__WRITTEN PROBLEM A__
Duplicate the passage on the bankruptcy court's findings from "The court reviews" to "Court's Factual Findings.".

__GIVEN TEXT__
--*--

The court reviews the bankruptcy court's findings under traditional appellate standards. Legal conclusions are reviewed de novo, and factual conclusions are reviewed for clear error. In re Brundage, No. BR 12-35869, 2015 WL 4658020, at *3 (S.D. Tex. Aug. 5, 2015). "[A] finding is `clearly erroneous' when although there is evidence to support it, the reviewing court on the entire evidence is left with the definite and firm conviction that a mistake has been committed." In re Renaissance Hosp. Grand Prairie Inc., 713 F.3d 285, 293 (5th Cir. 2013) (quoting Anderson v. Bessemer City, 470 U.S. 564, 573-74 (1985)).

2. The Record Does Not Support the District Court's Factual Findings.

a. The factual finding that, during the bankruptcy proceeding, Hytorc knew that Rapid-Torc asserted ownership over the drawings is clearly erroneous.

The bankruptcy court found that Rapid-Torc had asserted its ownership of the drawings at issue in the New Jersey litigation during the earlier Houston bankruptcy proceeding and that Hytorc knew of Rapid-Torc's ownership claim. The bankruptcy court (and Atlas on appeal) assert that Hytorc knew during the Houston bankruptcy that Rapid-Torc had been sending drawings to Triad and Nazareth based on Hytorc drawings, and that Hytorc believed it was the only and rightful owner of those drawings. The Houston bankruptcy court's findings that Rapid-Torc had asserted ownership of the drawings and that Hytorc knew this fact during the bankruptcy were critical to the court's conclusions that it had jurisdiction to enforce its prior orders by enjoining Hytorc from litigating the New Jersey case and by deciding the claims Hytorc raised in New Jersey on the merits.

--*--

__DATASET ENTRIES__

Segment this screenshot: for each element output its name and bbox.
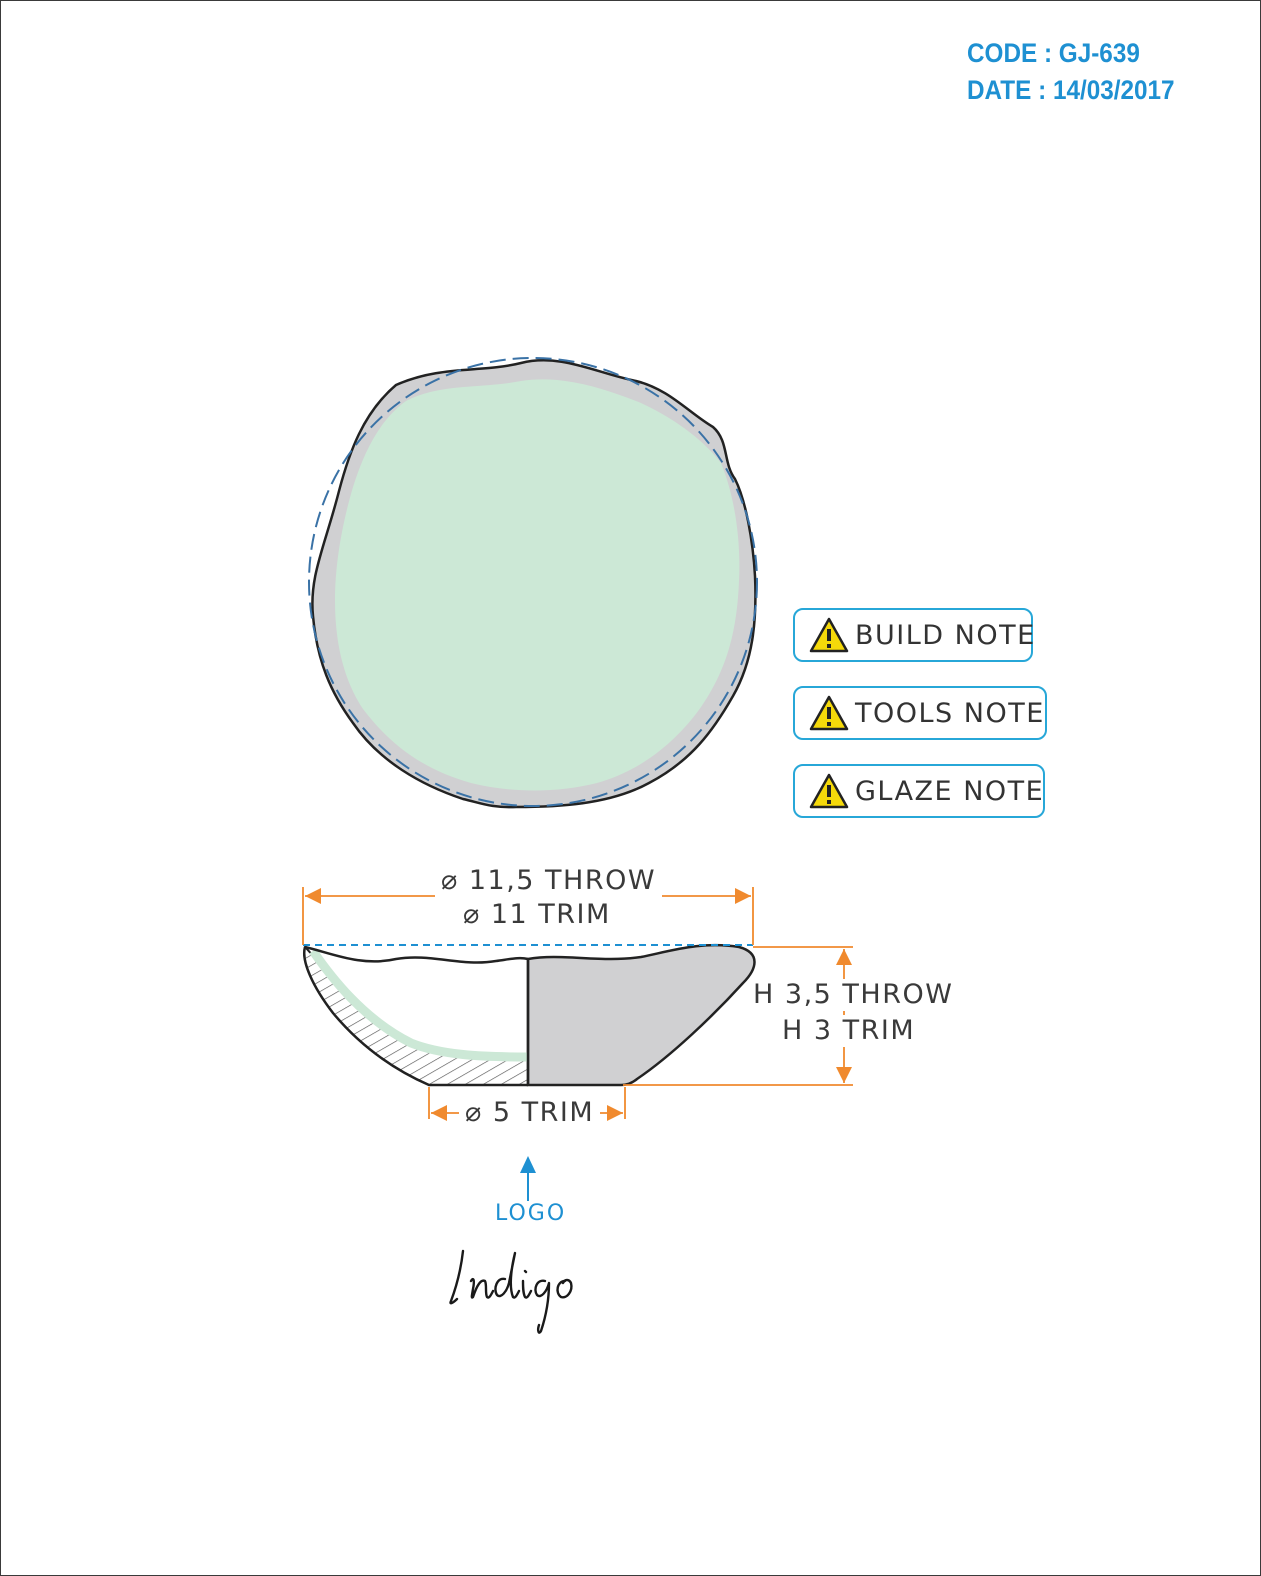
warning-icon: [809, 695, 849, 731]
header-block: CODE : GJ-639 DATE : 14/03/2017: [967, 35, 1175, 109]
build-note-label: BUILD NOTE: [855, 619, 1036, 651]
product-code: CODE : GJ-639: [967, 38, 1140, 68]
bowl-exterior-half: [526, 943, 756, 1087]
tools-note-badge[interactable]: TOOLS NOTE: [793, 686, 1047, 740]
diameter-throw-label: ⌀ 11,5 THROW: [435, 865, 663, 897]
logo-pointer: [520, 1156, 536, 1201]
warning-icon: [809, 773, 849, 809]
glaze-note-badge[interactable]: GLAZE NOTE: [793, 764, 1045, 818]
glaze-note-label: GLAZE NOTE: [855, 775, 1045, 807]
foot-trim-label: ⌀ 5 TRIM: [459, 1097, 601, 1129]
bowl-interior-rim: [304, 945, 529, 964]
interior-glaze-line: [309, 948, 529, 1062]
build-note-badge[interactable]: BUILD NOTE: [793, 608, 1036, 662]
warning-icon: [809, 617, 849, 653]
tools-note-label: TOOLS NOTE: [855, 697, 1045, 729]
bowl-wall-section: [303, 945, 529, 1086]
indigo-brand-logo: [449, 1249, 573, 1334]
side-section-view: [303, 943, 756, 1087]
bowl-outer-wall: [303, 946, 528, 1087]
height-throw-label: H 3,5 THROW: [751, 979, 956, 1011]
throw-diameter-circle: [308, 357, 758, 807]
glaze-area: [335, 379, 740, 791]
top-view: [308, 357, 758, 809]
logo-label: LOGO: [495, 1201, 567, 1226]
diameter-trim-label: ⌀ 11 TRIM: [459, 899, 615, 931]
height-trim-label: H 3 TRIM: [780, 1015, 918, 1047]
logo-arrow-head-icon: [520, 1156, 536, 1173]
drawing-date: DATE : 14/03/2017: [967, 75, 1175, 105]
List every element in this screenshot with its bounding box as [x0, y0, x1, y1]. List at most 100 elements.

--*--

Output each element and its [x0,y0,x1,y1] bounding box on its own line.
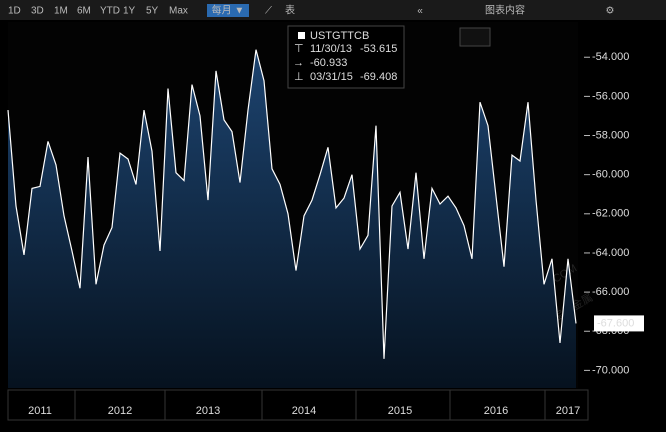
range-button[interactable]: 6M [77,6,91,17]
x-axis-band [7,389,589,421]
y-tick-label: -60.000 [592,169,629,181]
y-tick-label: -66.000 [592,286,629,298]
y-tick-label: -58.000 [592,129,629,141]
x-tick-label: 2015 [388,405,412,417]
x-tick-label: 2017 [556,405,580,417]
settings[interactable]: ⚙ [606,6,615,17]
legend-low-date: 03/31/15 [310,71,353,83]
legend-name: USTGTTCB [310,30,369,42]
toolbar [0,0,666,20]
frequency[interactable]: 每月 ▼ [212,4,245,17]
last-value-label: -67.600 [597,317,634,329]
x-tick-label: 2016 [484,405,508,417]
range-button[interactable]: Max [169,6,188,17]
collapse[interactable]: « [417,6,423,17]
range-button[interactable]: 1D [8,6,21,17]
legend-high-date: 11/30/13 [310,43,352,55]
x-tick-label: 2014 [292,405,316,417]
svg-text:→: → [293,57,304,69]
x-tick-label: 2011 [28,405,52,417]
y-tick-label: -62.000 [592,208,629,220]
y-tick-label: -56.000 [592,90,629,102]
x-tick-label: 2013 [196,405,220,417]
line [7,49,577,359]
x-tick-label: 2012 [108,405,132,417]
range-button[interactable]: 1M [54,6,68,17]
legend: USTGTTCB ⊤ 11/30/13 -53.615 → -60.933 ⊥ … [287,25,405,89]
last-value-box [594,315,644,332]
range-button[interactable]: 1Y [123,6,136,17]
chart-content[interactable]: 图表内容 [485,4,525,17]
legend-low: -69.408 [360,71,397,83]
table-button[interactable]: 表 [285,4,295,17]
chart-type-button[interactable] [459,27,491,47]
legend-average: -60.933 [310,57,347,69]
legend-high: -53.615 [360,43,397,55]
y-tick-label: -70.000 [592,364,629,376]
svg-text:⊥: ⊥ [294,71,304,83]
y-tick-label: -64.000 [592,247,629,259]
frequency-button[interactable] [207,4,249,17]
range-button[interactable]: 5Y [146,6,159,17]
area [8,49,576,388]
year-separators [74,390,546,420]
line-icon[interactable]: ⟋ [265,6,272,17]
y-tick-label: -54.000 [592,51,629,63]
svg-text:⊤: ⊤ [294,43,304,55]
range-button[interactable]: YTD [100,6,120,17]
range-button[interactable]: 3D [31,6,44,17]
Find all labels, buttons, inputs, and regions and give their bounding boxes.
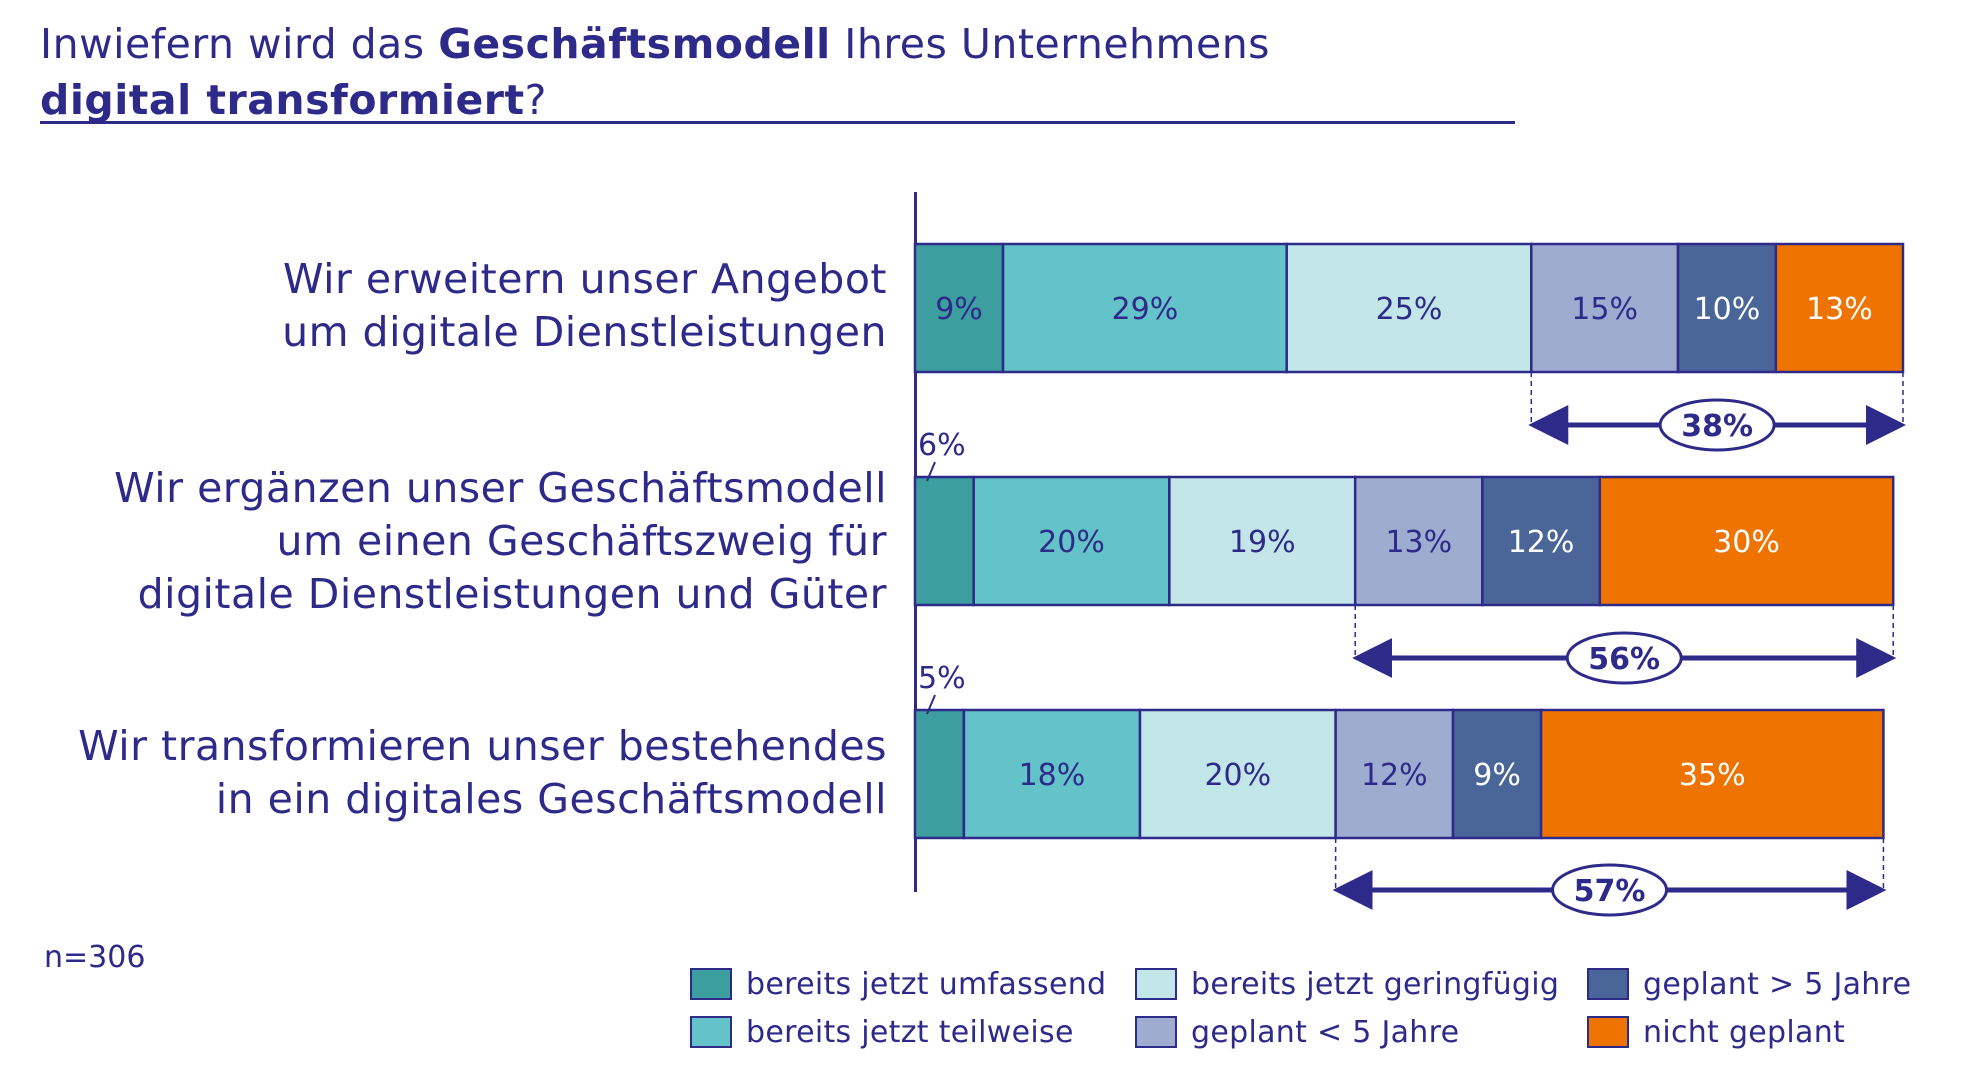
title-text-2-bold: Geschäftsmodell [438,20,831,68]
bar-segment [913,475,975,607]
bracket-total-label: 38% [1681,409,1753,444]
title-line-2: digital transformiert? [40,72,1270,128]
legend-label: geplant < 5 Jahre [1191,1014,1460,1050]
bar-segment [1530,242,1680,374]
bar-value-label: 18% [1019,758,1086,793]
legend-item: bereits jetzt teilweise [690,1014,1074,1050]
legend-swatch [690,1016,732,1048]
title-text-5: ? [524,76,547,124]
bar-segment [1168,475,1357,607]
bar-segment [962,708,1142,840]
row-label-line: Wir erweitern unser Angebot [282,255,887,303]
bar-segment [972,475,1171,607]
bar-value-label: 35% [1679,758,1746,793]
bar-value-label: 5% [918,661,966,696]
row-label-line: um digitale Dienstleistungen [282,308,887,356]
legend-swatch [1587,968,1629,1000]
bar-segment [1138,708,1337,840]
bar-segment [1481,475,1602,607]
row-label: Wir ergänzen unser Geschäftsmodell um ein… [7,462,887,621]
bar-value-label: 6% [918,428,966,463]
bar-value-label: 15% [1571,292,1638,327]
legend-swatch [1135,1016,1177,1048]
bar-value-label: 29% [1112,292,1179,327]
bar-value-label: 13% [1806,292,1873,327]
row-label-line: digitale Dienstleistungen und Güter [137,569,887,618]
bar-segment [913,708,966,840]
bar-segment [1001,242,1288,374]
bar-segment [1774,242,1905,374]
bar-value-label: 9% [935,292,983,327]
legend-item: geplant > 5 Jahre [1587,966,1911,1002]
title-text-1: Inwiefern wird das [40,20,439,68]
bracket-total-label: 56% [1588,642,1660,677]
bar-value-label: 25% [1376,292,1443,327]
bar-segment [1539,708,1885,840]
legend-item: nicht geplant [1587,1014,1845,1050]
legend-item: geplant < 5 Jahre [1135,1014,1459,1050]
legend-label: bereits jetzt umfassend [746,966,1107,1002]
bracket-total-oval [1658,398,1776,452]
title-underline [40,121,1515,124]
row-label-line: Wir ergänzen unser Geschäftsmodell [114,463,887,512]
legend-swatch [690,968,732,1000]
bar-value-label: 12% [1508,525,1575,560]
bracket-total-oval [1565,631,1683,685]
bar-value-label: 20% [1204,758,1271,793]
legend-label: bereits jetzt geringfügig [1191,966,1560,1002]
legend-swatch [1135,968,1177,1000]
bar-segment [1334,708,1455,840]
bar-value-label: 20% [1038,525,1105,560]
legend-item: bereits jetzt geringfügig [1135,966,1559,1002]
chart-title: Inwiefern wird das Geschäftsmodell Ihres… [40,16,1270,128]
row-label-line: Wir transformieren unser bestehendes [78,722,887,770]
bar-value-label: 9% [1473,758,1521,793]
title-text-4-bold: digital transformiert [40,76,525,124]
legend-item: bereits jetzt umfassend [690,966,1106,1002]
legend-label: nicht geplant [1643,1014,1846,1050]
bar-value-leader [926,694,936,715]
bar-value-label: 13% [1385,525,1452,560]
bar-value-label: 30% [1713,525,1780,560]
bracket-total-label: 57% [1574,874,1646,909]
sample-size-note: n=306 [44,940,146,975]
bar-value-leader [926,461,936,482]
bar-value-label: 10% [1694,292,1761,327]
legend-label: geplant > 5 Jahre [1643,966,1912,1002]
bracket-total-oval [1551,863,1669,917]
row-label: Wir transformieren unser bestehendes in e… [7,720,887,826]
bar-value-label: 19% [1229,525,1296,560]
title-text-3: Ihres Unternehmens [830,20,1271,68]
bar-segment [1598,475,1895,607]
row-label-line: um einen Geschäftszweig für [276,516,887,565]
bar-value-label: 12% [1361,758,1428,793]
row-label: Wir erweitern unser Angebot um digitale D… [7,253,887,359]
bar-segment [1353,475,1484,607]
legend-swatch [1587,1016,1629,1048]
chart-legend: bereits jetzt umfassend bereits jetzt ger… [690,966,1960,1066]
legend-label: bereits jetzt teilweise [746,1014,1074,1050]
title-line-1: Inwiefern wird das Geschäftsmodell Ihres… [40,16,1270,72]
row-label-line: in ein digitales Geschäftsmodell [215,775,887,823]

--*--

__WRITTEN PROBLEM B__
Rewrite the records from the line with "Segment this screenshot: for" to the line with "List every element", with "warning-icon" replaced by "caution-icon" and everything else left the same. Leave the pictures out.

__COMPLETE OUTPUT A__
The court reviews the bankruptcy court's findings under traditional appellate standards. Legal conclusions are reviewed de novo, and factual conclusions are reviewed for clear error. In re Brundage, No. BR 12-35869, 2015 WL 4658020, at *3 (S.D. Tex. Aug. 5, 2015). "[A] finding is `clearly erroneous' when although there is evidence to support it, the reviewing court on the entire evidence is left with the definite and firm conviction that a mistake has been committed." In re Renaissance Hosp. Grand Prairie Inc., 713 F.3d 285, 293 (5th Cir. 2013) (quoting Anderson v. Bessemer City, 470 U.S. 564, 573-74 (1985)).

2. The Record Does Not Support the District Court's Factual Findings.

__COMPLETE OUTPUT B__
Segment this screenshot: for each element output its name and bbox.
caution-icon: [809, 695, 849, 731]
header-block: CODE : GJ-639 DATE : 14/03/2017: [967, 35, 1175, 109]
build-note-label: BUILD NOTE: [855, 619, 1036, 651]
product-code: CODE : GJ-639: [967, 38, 1140, 68]
bowl-exterior-half: [526, 943, 756, 1087]
tools-note-badge[interactable]: TOOLS NOTE: [793, 686, 1047, 740]
diameter-throw-label: ⌀ 11,5 THROW: [435, 865, 663, 897]
logo-pointer: [520, 1156, 536, 1201]
caution-icon: [809, 773, 849, 809]
glaze-note-badge[interactable]: GLAZE NOTE: [793, 764, 1045, 818]
glaze-note-label: GLAZE NOTE: [855, 775, 1045, 807]
foot-trim-label: ⌀ 5 TRIM: [459, 1097, 601, 1129]
bowl-interior-rim: [304, 945, 529, 964]
interior-glaze-line: [309, 948, 529, 1062]
build-note-badge[interactable]: BUILD NOTE: [793, 608, 1036, 662]
caution-icon: [809, 617, 849, 653]
tools-note-label: TOOLS NOTE: [855, 697, 1045, 729]
bowl-wall-section: [303, 945, 529, 1086]
indigo-brand-logo: [449, 1249, 573, 1334]
side-section-view: [303, 943, 756, 1087]
bowl-outer-wall: [303, 946, 528, 1087]
height-throw-label: H 3,5 THROW: [751, 979, 956, 1011]
throw-diameter-circle: [308, 357, 758, 807]
glaze-area: [335, 379, 740, 791]
top-view: [308, 357, 758, 809]
logo-label: LOGO: [495, 1201, 567, 1226]
diameter-trim-label: ⌀ 11 TRIM: [459, 899, 615, 931]
height-trim-label: H 3 TRIM: [780, 1015, 918, 1047]
logo-arrow-head-icon: [520, 1156, 536, 1173]
drawing-date: DATE : 14/03/2017: [967, 75, 1175, 105]
List every element in this screenshot with its bounding box as [x0, y0, x1, y1]. List at most 100 elements.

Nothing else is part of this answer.